== DIRECTIVE ==
Extract every line below that contains the word "this".

(Data entries for graphics)
################
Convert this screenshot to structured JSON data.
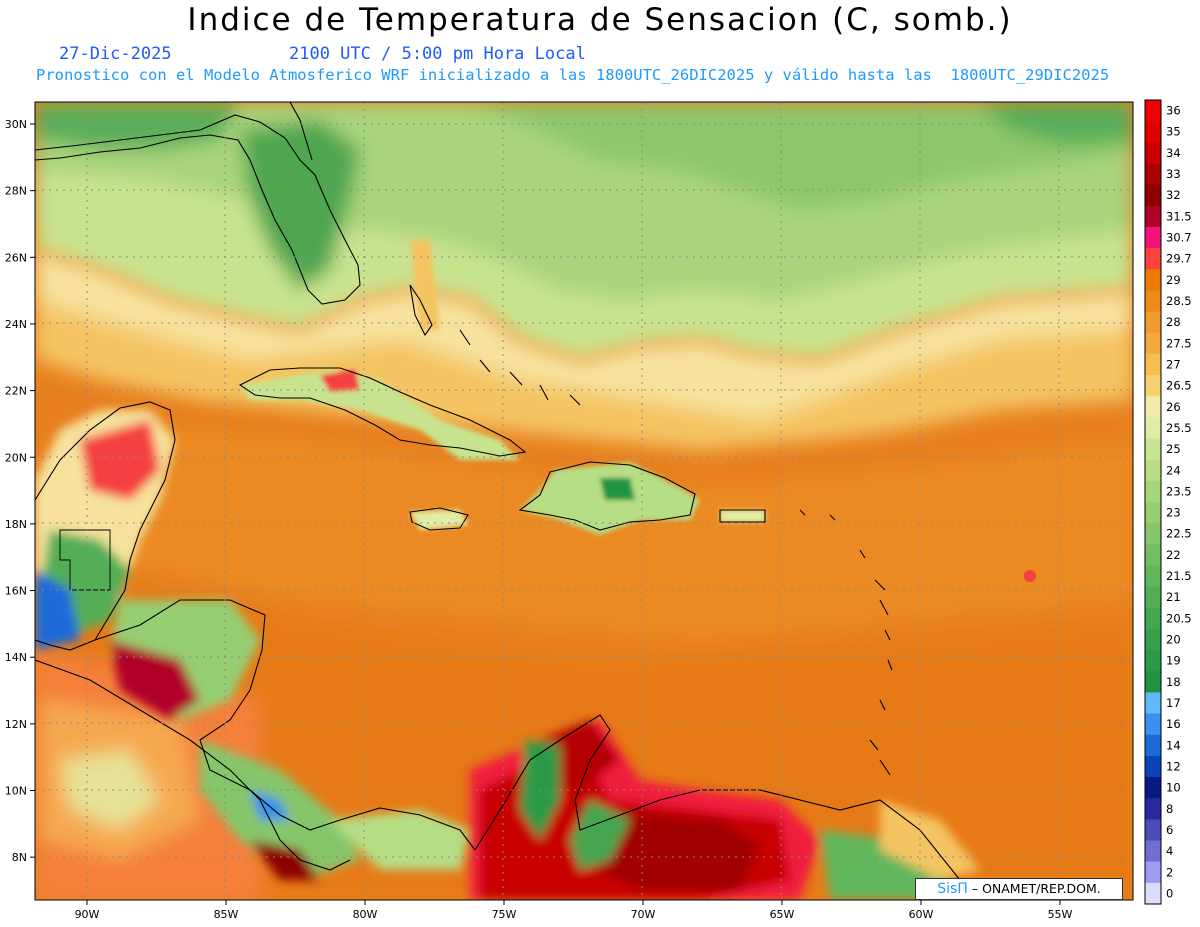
{
  "header": {
    "title": "Indice de Temperatura de Sensacion (C, somb.)",
    "date": "27-Dic-2025",
    "time": "2100 UTC / 5:00 pm Hora Local",
    "model_info": "Pronostico con el Modelo Atmosferico WRF inicializado a las 1800UTC_26DIC2025 y válido hasta las  1800UTC_29DIC2025"
  },
  "credit": {
    "brand": "SisΠ",
    "text": " – ONAMET/REP.DOM."
  },
  "axes": {
    "lat_labels": [
      "30N",
      "28N",
      "26N",
      "24N",
      "22N",
      "20N",
      "18N",
      "16N",
      "14N",
      "12N",
      "10N",
      "8N"
    ],
    "lon_labels": [
      "90W",
      "85W",
      "80W",
      "75W",
      "70W",
      "65W",
      "60W",
      "55W"
    ]
  },
  "colorbar": {
    "levels": [
      "36",
      "35",
      "34",
      "33",
      "32",
      "31.5",
      "30.7",
      "29.7",
      "29",
      "28.5",
      "28",
      "27.5",
      "27",
      "26.5",
      "26",
      "25.5",
      "25",
      "24",
      "23.5",
      "23",
      "22.5",
      "22",
      "21.5",
      "21",
      "20.5",
      "20",
      "19",
      "18",
      "17",
      "16",
      "14",
      "12",
      "10",
      "8",
      "6",
      "4",
      "2",
      "0"
    ],
    "colors": [
      "#f00000",
      "#e00000",
      "#c80000",
      "#aa0000",
      "#8c0000",
      "#b0002a",
      "#f0147a",
      "#ff4040",
      "#ec7a00",
      "#ee8a1a",
      "#f29a32",
      "#f6aa3e",
      "#f6be4e",
      "#f6d26e",
      "#f3e9a8",
      "#dfeea4",
      "#c8e692",
      "#b6de84",
      "#a6d67a",
      "#96ce72",
      "#86c66a",
      "#74be62",
      "#62b65c",
      "#52ae56",
      "#44a650",
      "#36a04c",
      "#2a9a46",
      "#1e9440",
      "#60b8ff",
      "#3890f0",
      "#1c6ad8",
      "#0a44b8",
      "#081a80",
      "#2828a0",
      "#4a4ab8",
      "#6e6ed0",
      "#9c9cf0",
      "#dcdcff"
    ]
  },
  "colors": {
    "ocean_base": "#e88020",
    "land_outline": "#000000",
    "grid": "#8a8a8a"
  }
}
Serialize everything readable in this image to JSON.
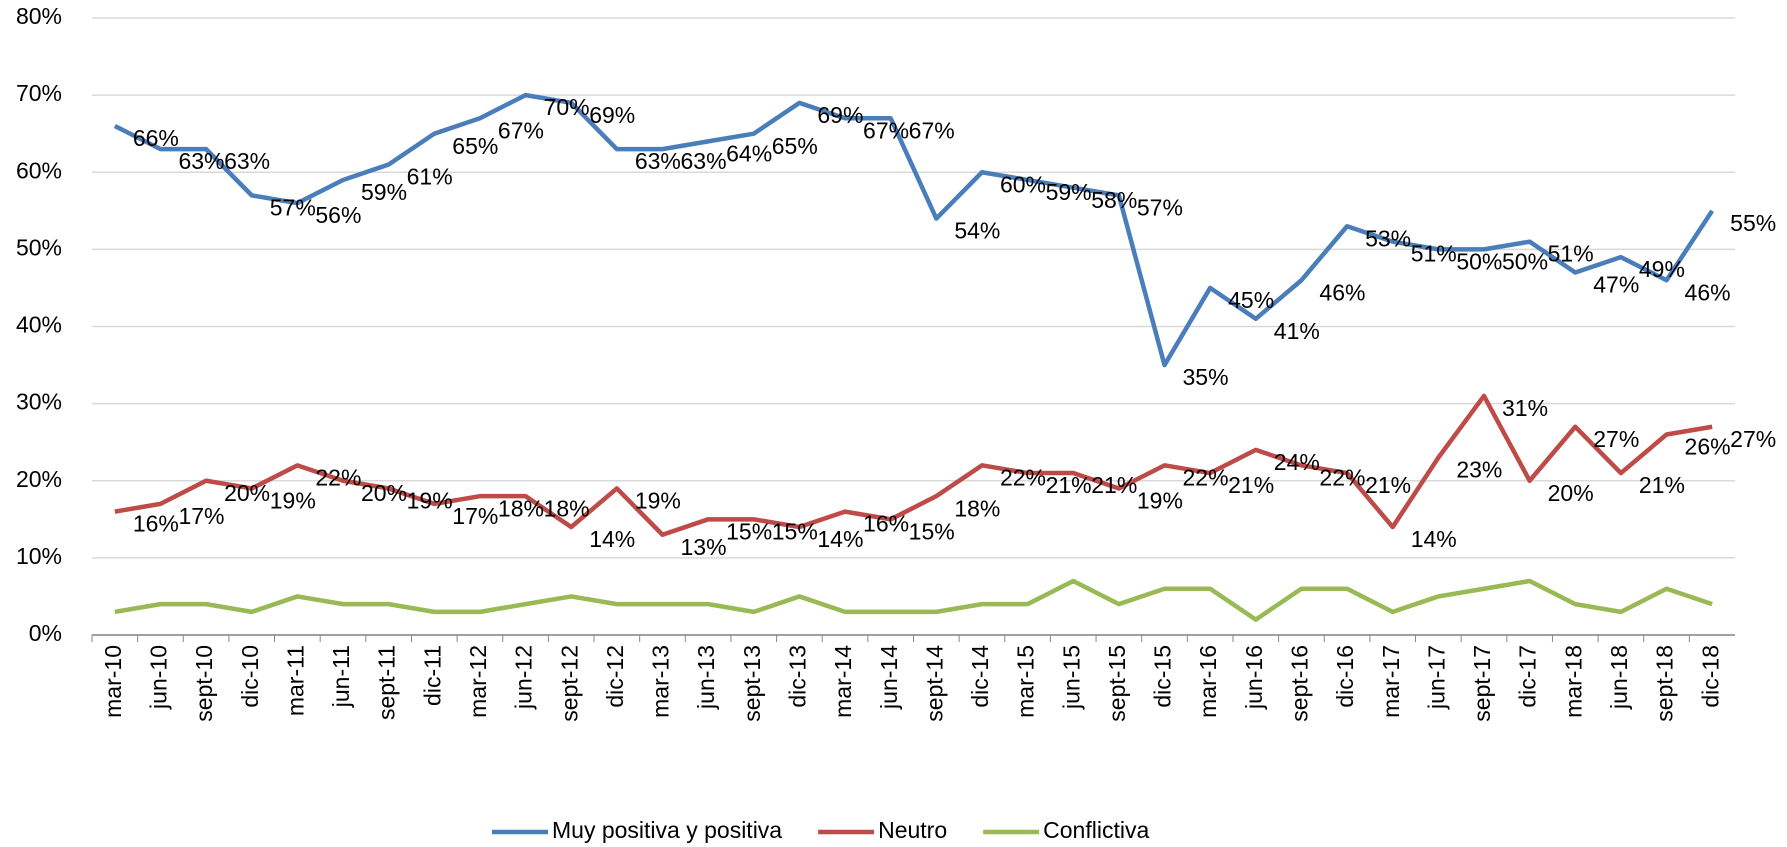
{
  "chart_data": {
    "type": "line",
    "categories": [
      "mar-10",
      "jun-10",
      "sept-10",
      "dic-10",
      "mar-11",
      "jun-11",
      "sept-11",
      "dic-11",
      "mar-12",
      "jun-12",
      "sept-12",
      "dic-12",
      "mar-13",
      "jun-13",
      "sept-13",
      "dic-13",
      "mar-14",
      "jun-14",
      "sept-14",
      "dic-14",
      "mar-15",
      "jun-15",
      "sept-15",
      "dic-15",
      "mar-16",
      "jun-16",
      "sept-16",
      "dic-16",
      "mar-17",
      "jun-17",
      "sept-17",
      "dic-17",
      "mar-18",
      "jun-18",
      "sept-18",
      "dic-18"
    ],
    "series": [
      {
        "name": "Muy positiva y positiva",
        "color": "#4a7ebb",
        "values": [
          66,
          63,
          63,
          57,
          56,
          59,
          61,
          65,
          67,
          70,
          69,
          63,
          63,
          64,
          65,
          69,
          67,
          67,
          54,
          60,
          59,
          58,
          57,
          35,
          45,
          41,
          46,
          53,
          51,
          50,
          50,
          51,
          47,
          49,
          46,
          55
        ],
        "value_labels": [
          "66%",
          "63%",
          "63%",
          "57%",
          "56%",
          "59%",
          "61%",
          "65%",
          "67%",
          "70%",
          "69%",
          "63%",
          "63%",
          "64%",
          "65%",
          "69%",
          "67%",
          "67%",
          "54%",
          "60%",
          "59%",
          "58%",
          "57%",
          "35%",
          "45%",
          "41%",
          "46%",
          "53%",
          "51%",
          "50%",
          "50%",
          "51%",
          "47%",
          "49%",
          "46%",
          "55%"
        ]
      },
      {
        "name": "Neutro",
        "color": "#be4b48",
        "values": [
          16,
          17,
          20,
          19,
          22,
          20,
          19,
          17,
          18,
          18,
          14,
          19,
          13,
          15,
          15,
          14,
          16,
          15,
          18,
          22,
          21,
          21,
          19,
          22,
          21,
          24,
          22,
          21,
          14,
          23,
          31,
          20,
          27,
          21,
          26,
          27
        ],
        "value_labels": [
          "16%",
          "17%",
          "20%",
          "19%",
          "22%",
          "20%",
          "19%",
          "17%",
          "18%",
          "18%",
          "14%",
          "19%",
          "13%",
          "15%",
          "15%",
          "14%",
          "16%",
          "15%",
          "18%",
          "22%",
          "21%",
          "21%",
          "19%",
          "22%",
          "21%",
          "24%",
          "22%",
          "21%",
          "14%",
          "23%",
          "31%",
          "20%",
          "27%",
          "21%",
          "26%",
          "27%"
        ]
      },
      {
        "name": "Conflictiva",
        "color": "#98b954",
        "values": [
          3,
          4,
          4,
          3,
          5,
          4,
          4,
          3,
          3,
          4,
          5,
          4,
          4,
          4,
          3,
          5,
          3,
          3,
          3,
          4,
          4,
          7,
          4,
          6,
          6,
          2,
          6,
          6,
          3,
          5,
          6,
          7,
          4,
          3,
          6,
          4
        ]
      }
    ],
    "ylim": [
      0,
      80
    ],
    "yticks": [
      {
        "value": 0,
        "label": "0%"
      },
      {
        "value": 10,
        "label": "10%"
      },
      {
        "value": 20,
        "label": "20%"
      },
      {
        "value": 30,
        "label": "30%"
      },
      {
        "value": 40,
        "label": "40%"
      },
      {
        "value": 50,
        "label": "50%"
      },
      {
        "value": 60,
        "label": "60%"
      },
      {
        "value": 70,
        "label": "70%"
      },
      {
        "value": 80,
        "label": "80%"
      }
    ],
    "grid": true,
    "legend": "bottom"
  }
}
################
== RESULT ==
Convert this screenshot to structured JSON data.
Serialize everything readable in this image to JSON.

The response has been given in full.